[Records about charts and figures]
* Begin *

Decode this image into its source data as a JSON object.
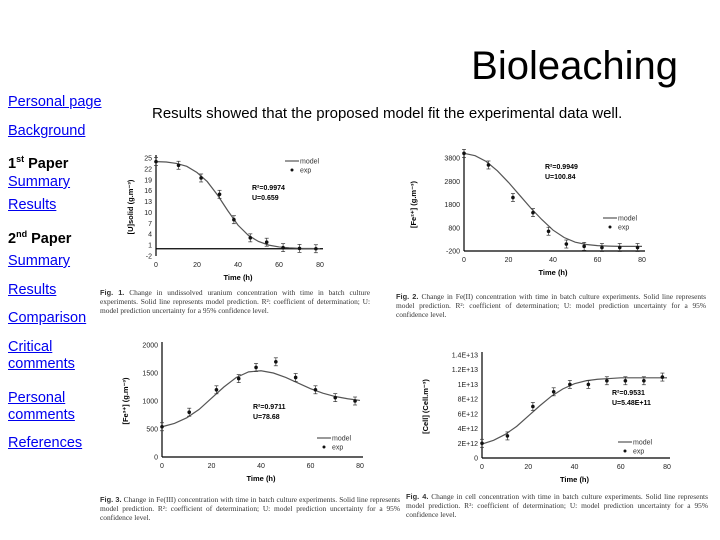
{
  "slide": {
    "title": "Bioleaching",
    "subtitle": "Results showed that the proposed model fit the experimental data well."
  },
  "nav": {
    "personal_page": "Personal page",
    "background": "Background",
    "paper1_num": "1",
    "paper1_sup": "st",
    "paper1_label": " Paper",
    "paper1_summary": "Summary",
    "paper1_results": "Results",
    "paper2_num": "2",
    "paper2_sup": "nd",
    "paper2_label": " Paper",
    "paper2_summary": "Summary",
    "paper2_results": "Results",
    "comparison": "Comparison",
    "critical_1": "Critical",
    "critical_2": "comments",
    "personal_1": "Personal",
    "personal_2": "comments",
    "references": "References",
    "link_color": "#0000ee"
  },
  "chart_data": [
    {
      "type": "line",
      "caption_label": "Fig. 1.",
      "caption_text": " Change in undissolved uranium concentration with time in batch culture experiments. Solid line represents model prediction. R²: coefficient of determination; U: model prediction uncertainty for a 95% confidence level.",
      "xlabel": "Time (h)",
      "ylabel": "[U]solid (g.m⁻³)",
      "xlim": [
        0,
        80
      ],
      "ylim": [
        -2,
        25
      ],
      "xticks": [
        "0",
        "20",
        "40",
        "60",
        "80"
      ],
      "yticks": [
        "25",
        "22",
        "19",
        "16",
        "13",
        "10",
        "7",
        "4",
        "1",
        "-2"
      ],
      "stats": [
        "R²=0.9974",
        "U=0.659"
      ],
      "legend": [
        "model",
        "exp"
      ],
      "legend_position": "top-right",
      "series": [
        {
          "name": "model",
          "kind": "line",
          "x": [
            0,
            5,
            10,
            15,
            20,
            25,
            30,
            35,
            40,
            45,
            50,
            55,
            60,
            65,
            70,
            75,
            80
          ],
          "y": [
            24,
            23.9,
            23.5,
            22.7,
            21,
            18.5,
            14.8,
            10.5,
            6.5,
            3.7,
            2.0,
            1.0,
            0.5,
            0.25,
            0.12,
            0.06,
            0.03
          ]
        },
        {
          "name": "exp",
          "kind": "scatter",
          "x": [
            0,
            11,
            22,
            31,
            38,
            46,
            54,
            62,
            70,
            78
          ],
          "y": [
            24,
            23,
            19.5,
            15,
            8,
            3,
            1.8,
            0.3,
            0.1,
            0
          ]
        }
      ]
    },
    {
      "type": "line",
      "caption_label": "Fig. 2.",
      "caption_text": " Change in Fe(II) concentration with time in batch culture experiments. Solid line represents model prediction. R²: coefficient of determination; U: model prediction uncertainty for a 95% confidence level.",
      "xlabel": "Time (h)",
      "ylabel": "[Fe²⁺] (g.m⁻³)",
      "xlim": [
        0,
        80
      ],
      "ylim": [
        -200,
        3800
      ],
      "xticks": [
        "0",
        "20",
        "40",
        "60",
        "80"
      ],
      "yticks": [
        "3800",
        "2800",
        "1800",
        "800",
        "-200"
      ],
      "stats": [
        "R²=0.9949",
        "U=100.84"
      ],
      "legend": [
        "model",
        "exp"
      ],
      "legend_position": "right",
      "series": [
        {
          "name": "model",
          "kind": "line",
          "x": [
            0,
            5,
            10,
            15,
            20,
            25,
            30,
            35,
            40,
            45,
            50,
            55,
            60,
            65,
            70,
            75,
            80
          ],
          "y": [
            4000,
            3900,
            3650,
            3250,
            2750,
            2200,
            1650,
            1150,
            700,
            380,
            180,
            80,
            30,
            10,
            0,
            0,
            0
          ]
        },
        {
          "name": "exp",
          "kind": "scatter",
          "x": [
            0,
            11,
            22,
            31,
            38,
            46,
            54,
            62,
            70,
            78
          ],
          "y": [
            4000,
            3500,
            2100,
            1450,
            650,
            100,
            0,
            -50,
            -50,
            -50
          ]
        }
      ]
    },
    {
      "type": "line",
      "caption_label": "Fig. 3.",
      "caption_text": " Change in Fe(III) concentration with time in batch culture experiments. Solid line represents model prediction. R²: coefficient of determination; U: model prediction uncertainty for a 95% confidence level.",
      "xlabel": "Time (h)",
      "ylabel": "[Fe³⁺] (g.m⁻³)",
      "xlim": [
        0,
        80
      ],
      "ylim": [
        0,
        2000
      ],
      "xticks": [
        "0",
        "20",
        "40",
        "60",
        "80"
      ],
      "yticks": [
        "2000",
        "1500",
        "1000",
        "500",
        "0"
      ],
      "stats": [
        "R²=0.9711",
        "U=78.68"
      ],
      "legend": [
        "model",
        "exp"
      ],
      "legend_position": "bottom-right",
      "series": [
        {
          "name": "model",
          "kind": "line",
          "x": [
            0,
            5,
            10,
            15,
            20,
            25,
            30,
            35,
            40,
            45,
            50,
            55,
            60,
            65,
            70,
            75,
            80
          ],
          "y": [
            540,
            600,
            700,
            850,
            1050,
            1250,
            1420,
            1520,
            1540,
            1500,
            1420,
            1320,
            1220,
            1140,
            1080,
            1040,
            1010
          ]
        },
        {
          "name": "exp",
          "kind": "scatter",
          "x": [
            0,
            11,
            22,
            31,
            38,
            46,
            54,
            62,
            70,
            78
          ],
          "y": [
            540,
            800,
            1200,
            1400,
            1600,
            1700,
            1420,
            1200,
            1060,
            1000
          ]
        }
      ]
    },
    {
      "type": "line",
      "caption_label": "Fig. 4.",
      "caption_text": " Change in cell concentration with time in batch culture experiments. Solid line represents model prediction. R²: coefficient of determination; U: model prediction uncertainty for a 95% confidence level.",
      "xlabel": "Time (h)",
      "ylabel": "[Cell] (Cell.m⁻³)",
      "xlim": [
        0,
        80
      ],
      "ylim": [
        0,
        14000000000000.0
      ],
      "xticks": [
        "0",
        "20",
        "40",
        "60",
        "80"
      ],
      "yticks": [
        "1.4E+13",
        "1.2E+13",
        "1E+13",
        "8E+12",
        "6E+12",
        "4E+12",
        "2E+12",
        "0"
      ],
      "stats": [
        "R²=0.9531",
        "U=5.48E+11"
      ],
      "legend": [
        "model",
        "exp"
      ],
      "legend_position": "bottom-right",
      "series": [
        {
          "name": "model",
          "kind": "line",
          "x": [
            0,
            5,
            10,
            15,
            20,
            25,
            30,
            35,
            40,
            45,
            50,
            55,
            60,
            65,
            70,
            75,
            80
          ],
          "y": [
            1900000000000.0,
            2400000000000.0,
            3200000000000.0,
            4300000000000.0,
            5700000000000.0,
            7100000000000.0,
            8400000000000.0,
            9400000000000.0,
            10100000000000.0,
            10500000000000.0,
            10700000000000.0,
            10800000000000.0,
            10900000000000.0,
            10900000000000.0,
            10900000000000.0,
            10900000000000.0,
            10900000000000.0
          ]
        },
        {
          "name": "exp",
          "kind": "scatter",
          "x": [
            0,
            11,
            22,
            31,
            38,
            46,
            54,
            62,
            70,
            78
          ],
          "y": [
            2000000000000.0,
            3000000000000.0,
            7000000000000.0,
            9000000000000.0,
            10000000000000.0,
            10000000000000.0,
            10500000000000.0,
            10500000000000.0,
            10500000000000.0,
            11000000000000.0
          ]
        }
      ]
    }
  ]
}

* End *

**Directions:** List every line in the records above that contains the word "concentration".

**Task output:**
      "caption_text": " Change in undissolved uranium concentration with time in batch culture experiments. Solid line represents model prediction. R²: coefficient of determination; U: model prediction uncertainty for a 95% confidence level.",
      "caption_text": " Change in Fe(II) concentration with time in batch culture experiments. Solid line represents model prediction. R²: coefficient of determination; U: model prediction uncertainty for a 95% confidence level.",
      "caption_text": " Change in Fe(III) concentration with time in batch culture experiments. Solid line represents model prediction. R²: coefficient of determination; U: model prediction uncertainty for a 95% confidence level.",
      "caption_text": " Change in cell concentration with time in batch culture experiments. Solid line represents model prediction. R²: coefficient of determination; U: model prediction uncertainty for a 95% confidence level.",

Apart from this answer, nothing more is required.